Written instruction: Return each line that holds the word "none".

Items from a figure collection
== == ==
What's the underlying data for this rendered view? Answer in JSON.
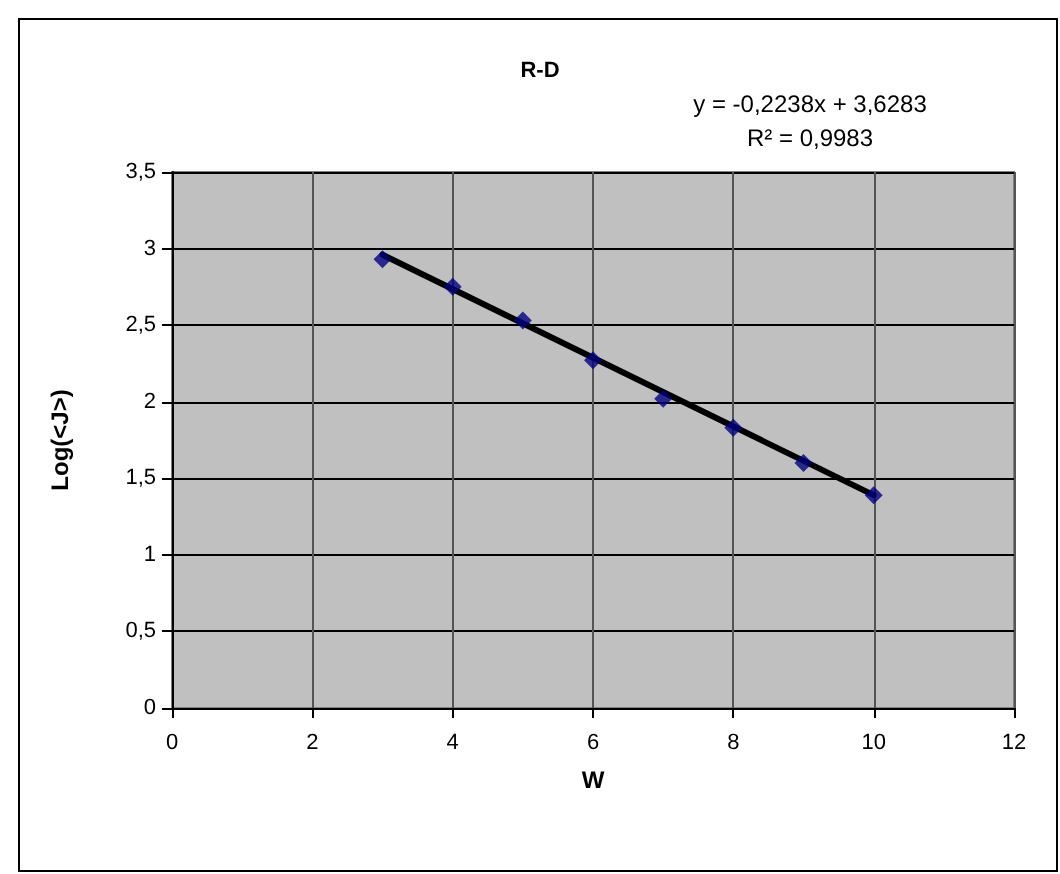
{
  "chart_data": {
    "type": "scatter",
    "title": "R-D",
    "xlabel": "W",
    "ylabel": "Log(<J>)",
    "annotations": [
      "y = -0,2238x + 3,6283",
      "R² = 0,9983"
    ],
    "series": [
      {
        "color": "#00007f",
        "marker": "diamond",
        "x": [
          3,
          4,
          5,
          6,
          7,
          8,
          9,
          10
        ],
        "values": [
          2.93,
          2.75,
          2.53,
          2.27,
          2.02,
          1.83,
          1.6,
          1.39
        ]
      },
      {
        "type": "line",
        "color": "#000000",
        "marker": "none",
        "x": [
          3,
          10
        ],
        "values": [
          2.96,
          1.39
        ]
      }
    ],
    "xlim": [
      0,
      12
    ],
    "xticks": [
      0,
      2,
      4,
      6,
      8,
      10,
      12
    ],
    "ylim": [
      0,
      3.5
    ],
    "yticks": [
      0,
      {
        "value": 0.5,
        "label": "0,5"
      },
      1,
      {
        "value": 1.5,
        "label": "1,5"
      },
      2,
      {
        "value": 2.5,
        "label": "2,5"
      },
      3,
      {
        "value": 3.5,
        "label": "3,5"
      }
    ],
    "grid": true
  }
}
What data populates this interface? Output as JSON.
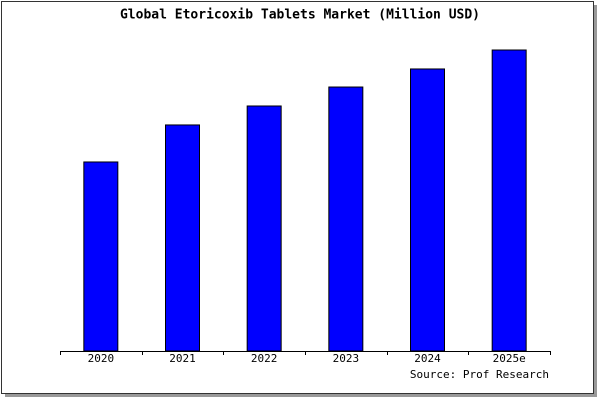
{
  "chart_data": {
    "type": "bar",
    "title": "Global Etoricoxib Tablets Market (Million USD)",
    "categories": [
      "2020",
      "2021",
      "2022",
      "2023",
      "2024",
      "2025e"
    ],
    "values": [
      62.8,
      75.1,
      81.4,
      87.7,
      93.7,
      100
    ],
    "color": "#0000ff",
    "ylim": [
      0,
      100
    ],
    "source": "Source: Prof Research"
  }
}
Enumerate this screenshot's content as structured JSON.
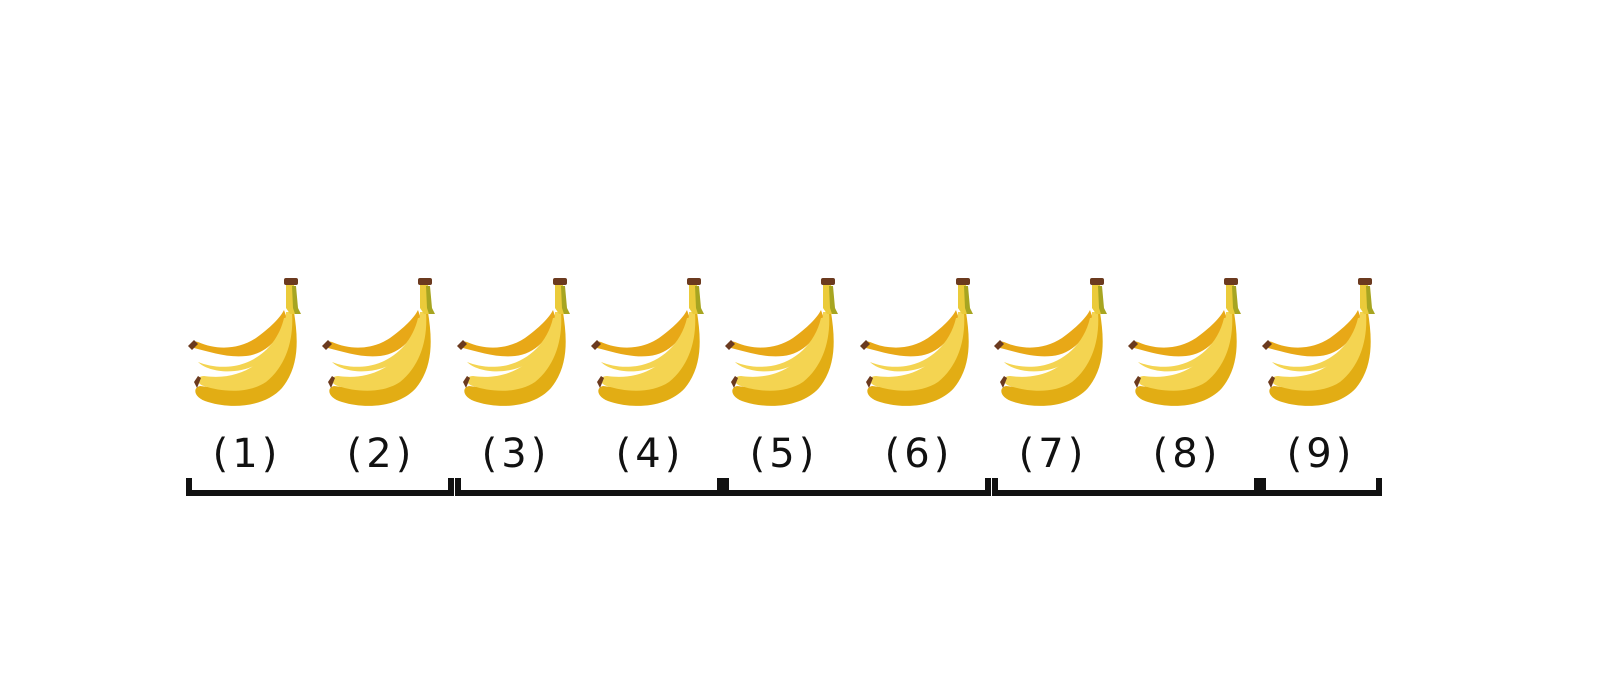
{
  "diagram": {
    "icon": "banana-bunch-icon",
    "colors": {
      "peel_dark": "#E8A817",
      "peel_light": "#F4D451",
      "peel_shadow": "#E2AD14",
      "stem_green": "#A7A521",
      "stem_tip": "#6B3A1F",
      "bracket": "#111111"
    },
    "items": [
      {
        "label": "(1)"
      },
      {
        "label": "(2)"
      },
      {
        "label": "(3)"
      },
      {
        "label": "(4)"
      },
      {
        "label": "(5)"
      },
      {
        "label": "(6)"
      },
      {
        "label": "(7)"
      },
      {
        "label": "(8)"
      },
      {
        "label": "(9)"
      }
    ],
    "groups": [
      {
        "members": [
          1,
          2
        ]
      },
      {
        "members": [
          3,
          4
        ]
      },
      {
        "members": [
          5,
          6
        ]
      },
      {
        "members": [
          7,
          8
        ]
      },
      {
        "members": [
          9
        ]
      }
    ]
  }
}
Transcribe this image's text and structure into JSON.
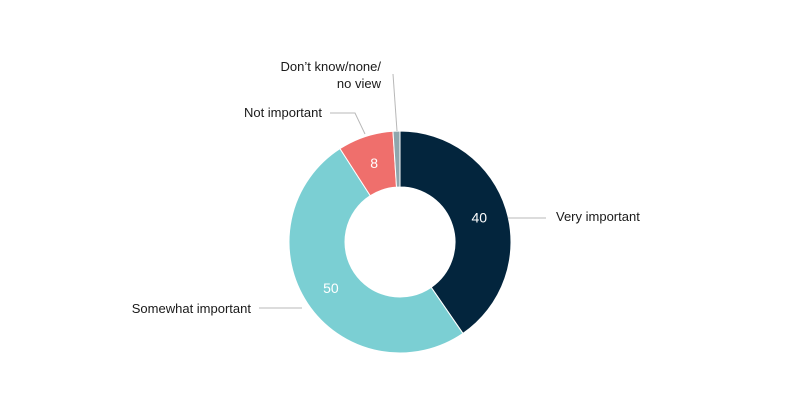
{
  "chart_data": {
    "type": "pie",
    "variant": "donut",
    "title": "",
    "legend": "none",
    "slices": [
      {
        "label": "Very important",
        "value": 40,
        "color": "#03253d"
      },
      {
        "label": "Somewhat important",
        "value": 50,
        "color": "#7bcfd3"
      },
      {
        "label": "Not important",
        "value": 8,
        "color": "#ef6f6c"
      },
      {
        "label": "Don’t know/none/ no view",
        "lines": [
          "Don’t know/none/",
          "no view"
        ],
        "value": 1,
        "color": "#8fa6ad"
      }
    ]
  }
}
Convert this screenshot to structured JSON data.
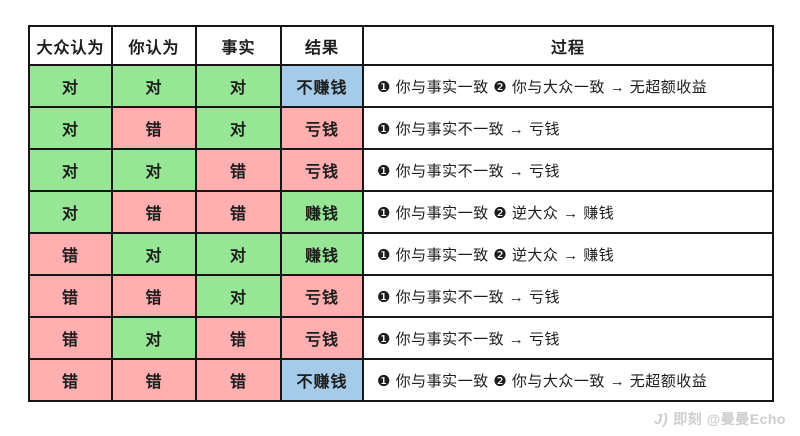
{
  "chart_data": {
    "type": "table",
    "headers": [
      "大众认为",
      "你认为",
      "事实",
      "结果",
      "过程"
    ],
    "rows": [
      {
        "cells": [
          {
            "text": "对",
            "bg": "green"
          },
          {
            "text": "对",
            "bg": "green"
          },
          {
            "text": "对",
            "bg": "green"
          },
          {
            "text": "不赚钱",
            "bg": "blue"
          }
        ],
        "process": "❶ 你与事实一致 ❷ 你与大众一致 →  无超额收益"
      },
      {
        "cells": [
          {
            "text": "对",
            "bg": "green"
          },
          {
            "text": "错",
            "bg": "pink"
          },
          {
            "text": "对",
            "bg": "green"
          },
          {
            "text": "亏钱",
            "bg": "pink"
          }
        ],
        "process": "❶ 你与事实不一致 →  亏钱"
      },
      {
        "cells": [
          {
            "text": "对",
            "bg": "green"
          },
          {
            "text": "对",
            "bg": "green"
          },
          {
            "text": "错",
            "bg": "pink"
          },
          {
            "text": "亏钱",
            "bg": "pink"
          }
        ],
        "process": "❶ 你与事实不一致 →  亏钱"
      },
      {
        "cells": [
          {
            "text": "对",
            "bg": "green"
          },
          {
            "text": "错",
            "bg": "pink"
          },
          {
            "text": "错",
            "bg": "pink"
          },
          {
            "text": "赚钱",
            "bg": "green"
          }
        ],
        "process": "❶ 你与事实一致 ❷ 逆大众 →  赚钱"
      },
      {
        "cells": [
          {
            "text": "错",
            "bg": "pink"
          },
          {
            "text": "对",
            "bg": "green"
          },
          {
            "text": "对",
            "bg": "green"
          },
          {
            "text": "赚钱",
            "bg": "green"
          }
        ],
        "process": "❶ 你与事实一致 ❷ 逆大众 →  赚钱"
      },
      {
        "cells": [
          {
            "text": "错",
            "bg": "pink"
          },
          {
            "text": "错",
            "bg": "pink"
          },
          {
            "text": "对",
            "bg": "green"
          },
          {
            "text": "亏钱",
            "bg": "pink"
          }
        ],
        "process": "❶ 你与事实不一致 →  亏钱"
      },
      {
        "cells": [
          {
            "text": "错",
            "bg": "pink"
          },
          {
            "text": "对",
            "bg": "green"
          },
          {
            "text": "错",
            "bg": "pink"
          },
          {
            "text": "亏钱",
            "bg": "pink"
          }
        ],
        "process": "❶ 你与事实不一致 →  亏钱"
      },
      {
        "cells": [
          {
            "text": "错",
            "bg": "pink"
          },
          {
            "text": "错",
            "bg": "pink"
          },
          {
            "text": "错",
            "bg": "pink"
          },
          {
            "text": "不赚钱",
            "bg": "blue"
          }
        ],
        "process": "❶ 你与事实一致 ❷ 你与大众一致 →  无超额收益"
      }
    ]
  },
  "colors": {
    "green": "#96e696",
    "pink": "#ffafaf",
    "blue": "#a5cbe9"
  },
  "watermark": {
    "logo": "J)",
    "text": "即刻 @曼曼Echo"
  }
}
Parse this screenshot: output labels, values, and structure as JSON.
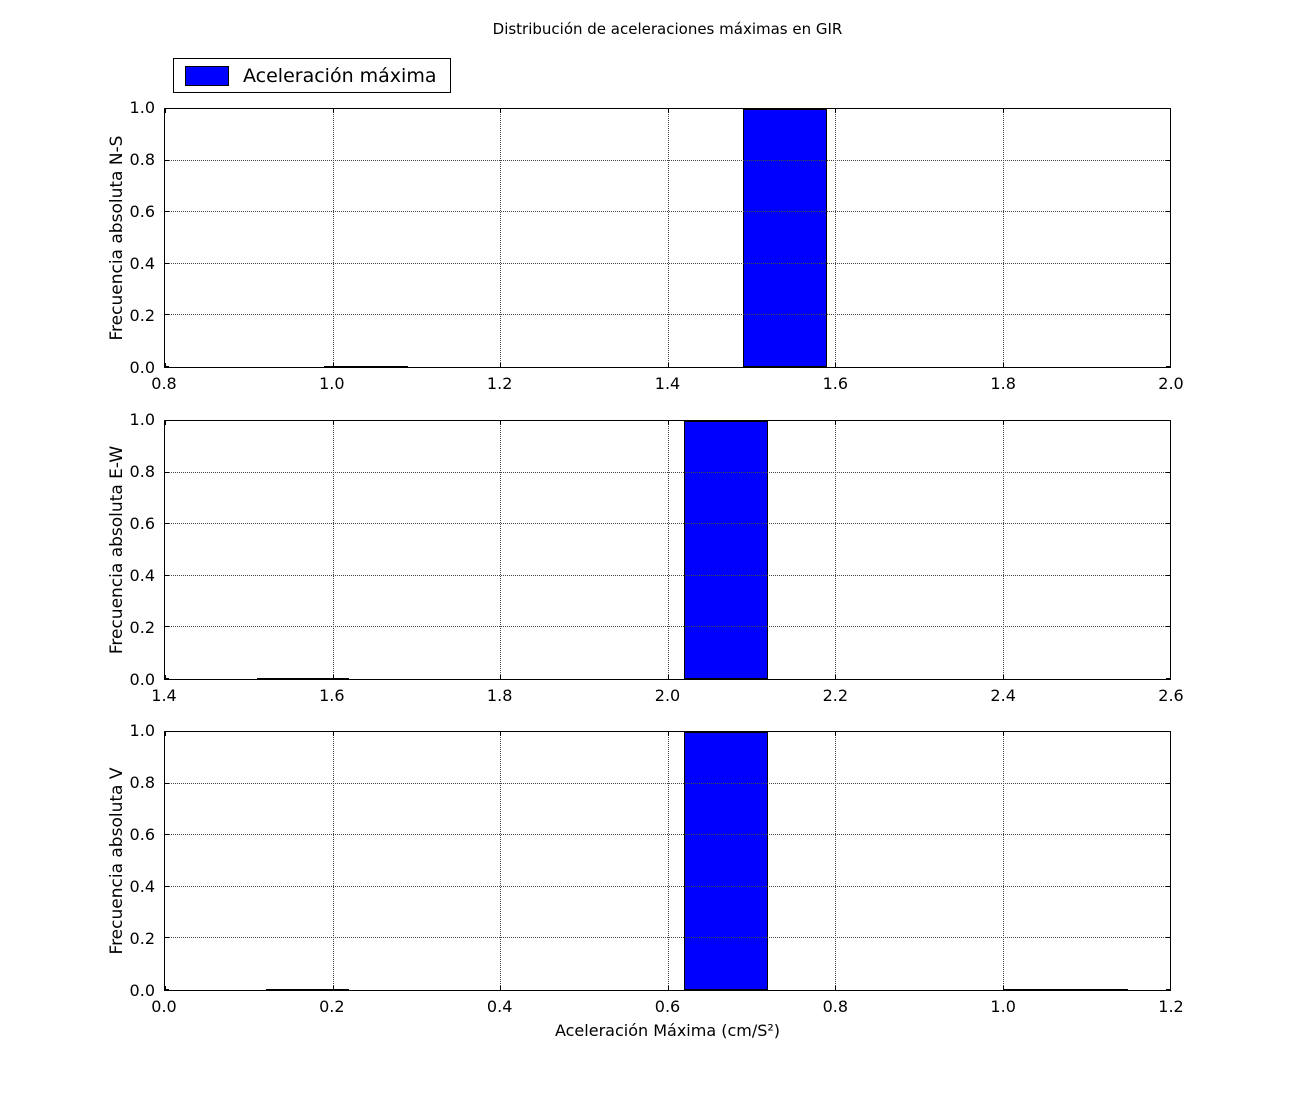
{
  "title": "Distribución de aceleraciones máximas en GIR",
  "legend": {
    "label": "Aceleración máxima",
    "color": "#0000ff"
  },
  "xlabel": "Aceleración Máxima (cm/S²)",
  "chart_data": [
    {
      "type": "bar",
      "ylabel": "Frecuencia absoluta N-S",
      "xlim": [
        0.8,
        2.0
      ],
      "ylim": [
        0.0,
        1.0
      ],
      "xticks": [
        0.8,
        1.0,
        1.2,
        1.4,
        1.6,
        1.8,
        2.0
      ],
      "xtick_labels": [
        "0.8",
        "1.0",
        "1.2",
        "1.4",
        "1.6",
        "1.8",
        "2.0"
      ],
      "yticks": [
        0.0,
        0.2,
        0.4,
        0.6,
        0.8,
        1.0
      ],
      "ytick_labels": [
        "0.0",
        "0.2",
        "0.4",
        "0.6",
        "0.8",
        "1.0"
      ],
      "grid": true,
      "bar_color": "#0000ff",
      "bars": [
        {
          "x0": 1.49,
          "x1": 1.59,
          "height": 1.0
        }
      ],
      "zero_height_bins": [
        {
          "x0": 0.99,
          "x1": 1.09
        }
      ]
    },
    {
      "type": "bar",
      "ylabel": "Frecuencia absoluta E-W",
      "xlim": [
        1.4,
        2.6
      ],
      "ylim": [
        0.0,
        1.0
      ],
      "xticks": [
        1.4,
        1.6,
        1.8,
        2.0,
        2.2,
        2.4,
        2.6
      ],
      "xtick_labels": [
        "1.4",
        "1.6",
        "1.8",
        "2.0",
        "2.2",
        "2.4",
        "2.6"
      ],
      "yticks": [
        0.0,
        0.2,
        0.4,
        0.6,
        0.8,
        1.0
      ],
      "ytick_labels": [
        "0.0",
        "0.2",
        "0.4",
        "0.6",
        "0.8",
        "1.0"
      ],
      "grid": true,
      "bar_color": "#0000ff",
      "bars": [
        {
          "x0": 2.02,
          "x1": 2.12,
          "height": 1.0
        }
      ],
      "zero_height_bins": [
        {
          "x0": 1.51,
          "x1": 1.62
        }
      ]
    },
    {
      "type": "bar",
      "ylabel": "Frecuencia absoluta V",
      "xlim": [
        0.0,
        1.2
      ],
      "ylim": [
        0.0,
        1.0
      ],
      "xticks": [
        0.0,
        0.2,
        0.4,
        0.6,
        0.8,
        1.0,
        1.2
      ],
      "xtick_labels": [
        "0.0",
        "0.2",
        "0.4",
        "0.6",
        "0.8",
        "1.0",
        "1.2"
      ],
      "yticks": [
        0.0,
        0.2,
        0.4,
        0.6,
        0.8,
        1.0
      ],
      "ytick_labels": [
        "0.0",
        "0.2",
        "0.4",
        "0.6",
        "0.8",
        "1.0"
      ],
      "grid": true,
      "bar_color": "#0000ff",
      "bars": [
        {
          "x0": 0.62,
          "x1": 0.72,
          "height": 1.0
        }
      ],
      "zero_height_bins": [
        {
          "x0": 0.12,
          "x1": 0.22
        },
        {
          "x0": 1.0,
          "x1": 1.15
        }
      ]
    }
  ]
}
== == ==
Written solution:
        "marker": "none",
    "legend": "none",
        "label": "Don’t know/none/ no view",
          "Don’t know/none/",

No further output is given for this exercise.